Task statement:
Return, word for word, every line that follows.

• • • • •

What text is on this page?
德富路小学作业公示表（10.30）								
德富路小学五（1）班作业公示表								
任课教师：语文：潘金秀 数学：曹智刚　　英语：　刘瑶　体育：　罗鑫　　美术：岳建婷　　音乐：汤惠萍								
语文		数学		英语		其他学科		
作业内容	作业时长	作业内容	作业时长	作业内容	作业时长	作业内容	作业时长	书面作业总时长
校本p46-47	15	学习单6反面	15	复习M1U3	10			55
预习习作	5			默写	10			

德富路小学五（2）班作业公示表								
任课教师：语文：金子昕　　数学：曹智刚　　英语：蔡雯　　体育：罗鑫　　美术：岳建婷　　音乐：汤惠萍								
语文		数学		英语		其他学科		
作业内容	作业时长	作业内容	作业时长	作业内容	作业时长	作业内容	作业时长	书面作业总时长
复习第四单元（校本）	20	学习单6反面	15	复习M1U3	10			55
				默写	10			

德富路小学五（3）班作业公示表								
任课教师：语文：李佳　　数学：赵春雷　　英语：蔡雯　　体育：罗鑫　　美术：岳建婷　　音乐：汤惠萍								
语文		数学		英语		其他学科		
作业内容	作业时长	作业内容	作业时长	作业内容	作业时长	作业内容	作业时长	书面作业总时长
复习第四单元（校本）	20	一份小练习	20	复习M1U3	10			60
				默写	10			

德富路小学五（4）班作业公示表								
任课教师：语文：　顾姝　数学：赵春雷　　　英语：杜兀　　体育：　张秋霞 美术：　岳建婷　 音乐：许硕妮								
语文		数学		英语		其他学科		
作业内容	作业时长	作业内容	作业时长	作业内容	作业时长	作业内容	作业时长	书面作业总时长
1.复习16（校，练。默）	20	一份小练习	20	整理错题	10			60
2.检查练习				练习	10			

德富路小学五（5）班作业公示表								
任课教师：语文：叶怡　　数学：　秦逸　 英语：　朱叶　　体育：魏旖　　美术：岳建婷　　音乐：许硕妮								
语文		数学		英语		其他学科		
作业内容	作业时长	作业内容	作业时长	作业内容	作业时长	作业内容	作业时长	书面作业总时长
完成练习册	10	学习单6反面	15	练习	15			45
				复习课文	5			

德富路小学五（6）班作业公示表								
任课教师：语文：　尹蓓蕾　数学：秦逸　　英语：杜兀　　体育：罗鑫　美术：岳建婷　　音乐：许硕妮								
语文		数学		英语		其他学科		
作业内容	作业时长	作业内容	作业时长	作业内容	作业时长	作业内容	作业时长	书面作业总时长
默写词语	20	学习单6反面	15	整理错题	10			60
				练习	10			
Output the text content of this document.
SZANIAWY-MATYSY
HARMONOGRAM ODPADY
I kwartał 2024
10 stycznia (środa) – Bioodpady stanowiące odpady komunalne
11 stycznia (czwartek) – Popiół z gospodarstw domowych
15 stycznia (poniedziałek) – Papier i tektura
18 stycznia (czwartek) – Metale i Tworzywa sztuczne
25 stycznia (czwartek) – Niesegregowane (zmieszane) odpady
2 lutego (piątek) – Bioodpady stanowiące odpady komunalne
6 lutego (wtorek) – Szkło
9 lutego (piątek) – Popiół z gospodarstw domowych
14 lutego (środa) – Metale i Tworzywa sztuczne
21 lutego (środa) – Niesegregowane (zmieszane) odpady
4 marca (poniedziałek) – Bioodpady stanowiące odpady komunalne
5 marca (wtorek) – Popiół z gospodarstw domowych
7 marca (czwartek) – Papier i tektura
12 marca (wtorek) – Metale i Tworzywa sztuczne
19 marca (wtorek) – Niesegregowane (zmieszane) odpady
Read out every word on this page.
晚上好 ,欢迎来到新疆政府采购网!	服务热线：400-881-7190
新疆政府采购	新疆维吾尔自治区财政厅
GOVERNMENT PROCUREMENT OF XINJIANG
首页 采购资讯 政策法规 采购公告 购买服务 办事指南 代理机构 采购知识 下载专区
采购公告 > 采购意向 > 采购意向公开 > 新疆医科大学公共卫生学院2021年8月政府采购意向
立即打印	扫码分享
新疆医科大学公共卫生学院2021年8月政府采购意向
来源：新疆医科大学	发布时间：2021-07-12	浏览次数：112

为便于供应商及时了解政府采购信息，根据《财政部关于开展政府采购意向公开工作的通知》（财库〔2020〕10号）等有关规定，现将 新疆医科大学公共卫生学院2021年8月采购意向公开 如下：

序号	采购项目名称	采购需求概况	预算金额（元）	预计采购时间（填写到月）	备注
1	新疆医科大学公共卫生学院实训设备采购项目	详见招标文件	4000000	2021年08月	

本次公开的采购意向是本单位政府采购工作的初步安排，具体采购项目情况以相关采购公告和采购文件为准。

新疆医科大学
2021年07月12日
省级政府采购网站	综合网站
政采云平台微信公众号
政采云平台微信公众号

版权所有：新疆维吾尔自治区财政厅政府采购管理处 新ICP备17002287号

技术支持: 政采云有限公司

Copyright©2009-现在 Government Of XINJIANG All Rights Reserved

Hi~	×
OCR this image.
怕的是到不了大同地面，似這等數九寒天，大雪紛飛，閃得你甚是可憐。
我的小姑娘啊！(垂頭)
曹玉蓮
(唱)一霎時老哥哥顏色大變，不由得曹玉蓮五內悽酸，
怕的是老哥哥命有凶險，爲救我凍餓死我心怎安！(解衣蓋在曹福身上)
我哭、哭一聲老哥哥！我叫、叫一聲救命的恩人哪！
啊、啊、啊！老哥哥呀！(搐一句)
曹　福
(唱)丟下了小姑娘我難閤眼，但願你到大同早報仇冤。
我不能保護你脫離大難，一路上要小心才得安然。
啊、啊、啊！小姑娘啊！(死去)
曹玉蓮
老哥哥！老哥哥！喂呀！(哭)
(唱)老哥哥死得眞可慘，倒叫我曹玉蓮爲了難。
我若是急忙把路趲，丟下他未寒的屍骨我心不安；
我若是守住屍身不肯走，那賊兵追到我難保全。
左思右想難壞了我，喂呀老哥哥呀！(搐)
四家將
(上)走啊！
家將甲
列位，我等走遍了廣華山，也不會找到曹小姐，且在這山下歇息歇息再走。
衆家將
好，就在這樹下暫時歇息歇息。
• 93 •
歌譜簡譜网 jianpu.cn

• • • • •

Task output:
What text is on this page?
德富路小学作业公示表（10.30）								
德富路小学五（1）班作业公示表								
任课教师：语文：潘金秀 数学：曹智刚　　英语：　刘瑶　体育：　罗鑫　　美术：岳建婷　　音乐：汤惠萍								
语文		数学		英语		其他学科		
作业内容	作业时长	作业内容	作业时长	作业内容	作业时长	作业内容	作业时长	书面作业总时长
校本p46-47	15	学习单6反面	15	复习M1U3	10			55
预习习作	5			默写	10			

德富路小学五（2）班作业公示表								
任课教师：语文：金子昕　　数学：曹智刚　　英语：蔡雯　　体育：罗鑫　　美术：岳建婷　　音乐：汤惠萍								
语文		数学		英语		其他学科		
作业内容	作业时长	作业内容	作业时长	作业内容	作业时长	作业内容	作业时长	书面作业总时长
复习第四单元（校本）	20	学习单6反面	15	复习M1U3	10			55
				默写	10			

德富路小学五（3）班作业公示表								
任课教师：语文：李佳　　数学：赵春雷　　英语：蔡雯　　体育：罗鑫　　美术：岳建婷　　音乐：汤惠萍								
语文		数学		英语		其他学科		
作业内容	作业时长	作业内容	作业时长	作业内容	作业时长	作业内容	作业时长	书面作业总时长
复习第四单元（校本）	20	一份小练习	20	复习M1U3	10			60
				默写	10			

德富路小学五（4）班作业公示表								
任课教师：语文：　顾姝　数学：赵春雷　　　英语：杜兀　　体育：　张秋霞 美术：　岳建婷　 音乐：许硕妮								
语文		数学		英语		其他学科		
作业内容	作业时长	作业内容	作业时长	作业内容	作业时长	作业内容	作业时长	书面作业总时长
1.复习16（校，练。默）	20	一份小练习	20	整理错题	10			60
2.检查练习				练习	10			

德富路小学五（5）班作业公示表								
任课教师：语文：叶怡　　数学：　秦逸　 英语：　朱叶　　体育：魏旖　　美术：岳建婷　　音乐：许硕妮								
语文		数学		英语		其他学科		
作业内容	作业时长	作业内容	作业时长	作业内容	作业时长	作业内容	作业时长	书面作业总时长
完成练习册	10	学习单6反面	15	练习	15			45
				复习课文	5			

德富路小学五（6）班作业公示表								
任课教师：语文：　尹蓓蕾　数学：秦逸　　英语：杜兀　　体育：罗鑫　美术：岳建婷　　音乐：许硕妮								
语文		数学		英语		其他学科		
作业内容	作业时长	作业内容	作业时长	作业内容	作业时长	作业内容	作业时长	书面作业总时长
默写词语	20	学习单6反面	15	整理错题	10			60
				练习	10			
Output the text content of this document.
SZANIAWY-MATYSY
HARMONOGRAM ODPADY
I kwartał 2024
10 stycznia (środa) – Bioodpady stanowiące odpady komunalne
11 stycznia (czwartek) – Popiół z gospodarstw domowych
15 stycznia (poniedziałek) – Papier i tektura
18 stycznia (czwartek) – Metale i Tworzywa sztuczne
25 stycznia (czwartek) – Niesegregowane (zmieszane) odpady
2 lutego (piątek) – Bioodpady stanowiące odpady komunalne
6 lutego (wtorek) – Szkło
9 lutego (piątek) – Popiół z gospodarstw domowych
14 lutego (środa) – Metale i Tworzywa sztuczne
21 lutego (środa) – Niesegregowane (zmieszane) odpady
4 marca (poniedziałek) – Bioodpady stanowiące odpady komunalne
5 marca (wtorek) – Popiół z gospodarstw domowych
7 marca (czwartek) – Papier i tektura
12 marca (wtorek) – Metale i Tworzywa sztuczne
19 marca (wtorek) – Niesegregowane (zmieszane) odpady
Read out every word on this page.
晚上好 ,欢迎来到新疆政府采购网!	服务热线：400-881-7190
新疆政府采购	新疆维吾尔自治区财政厅
GOVERNMENT PROCUREMENT OF XINJIANG
首页 采购资讯 政策法规 采购公告 购买服务 办事指南 代理机构 采购知识 下载专区
采购公告 > 采购意向 > 采购意向公开 > 新疆医科大学公共卫生学院2021年8月政府采购意向
立即打印	扫码分享
新疆医科大学公共卫生学院2021年8月政府采购意向
来源：新疆医科大学	发布时间：2021-07-12	浏览次数：112

为便于供应商及时了解政府采购信息，根据《财政部关于开展政府采购意向公开工作的通知》（财库〔2020〕10号）等有关规定，现将 新疆医科大学公共卫生学院2021年8月采购意向公开 如下：

序号	采购项目名称	采购需求概况	预算金额（元）	预计采购时间（填写到月）	备注
1	新疆医科大学公共卫生学院实训设备采购项目	详见招标文件	4000000	2021年08月	

本次公开的采购意向是本单位政府采购工作的初步安排，具体采购项目情况以相关采购公告和采购文件为准。

新疆医科大学
2021年07月12日
省级政府采购网站	综合网站
政采云平台微信公众号
政采云平台微信公众号

版权所有：新疆维吾尔自治区财政厅政府采购管理处 新ICP备17002287号

技术支持: 政采云有限公司

Copyright©2009-现在 Government Of XINJIANG All Rights Reserved

Hi~	×
OCR this image.
怕的是到不了大同地面，似這等數九寒天，大雪紛飛，閃得你甚是可憐。
我的小姑娘啊！(垂頭)
曹玉蓮
(唱)一霎時老哥哥顏色大變，不由得曹玉蓮五內悽酸，
怕的是老哥哥命有凶險，爲救我凍餓死我心怎安！(解衣蓋在曹福身上)
我哭、哭一聲老哥哥！我叫、叫一聲救命的恩人哪！
啊、啊、啊！老哥哥呀！(搐一句)
曹　福
(唱)丟下了小姑娘我難閤眼，但願你到大同早報仇冤。
我不能保護你脫離大難，一路上要小心才得安然。
啊、啊、啊！小姑娘啊！(死去)
曹玉蓮
老哥哥！老哥哥！喂呀！(哭)
(唱)老哥哥死得眞可慘，倒叫我曹玉蓮爲了難。
我若是急忙把路趲，丟下他未寒的屍骨我心不安；
我若是守住屍身不肯走，那賊兵追到我難保全。
左思右想難壞了我，喂呀老哥哥呀！(搐)
四家將
(上)走啊！
家將甲
列位，我等走遍了廣華山，也不會找到曹小姐，且在這山下歇息歇息再走。
衆家將
好，就在這樹下暫時歇息歇息。
• 93 •
歌譜簡譜网 jianpu.cn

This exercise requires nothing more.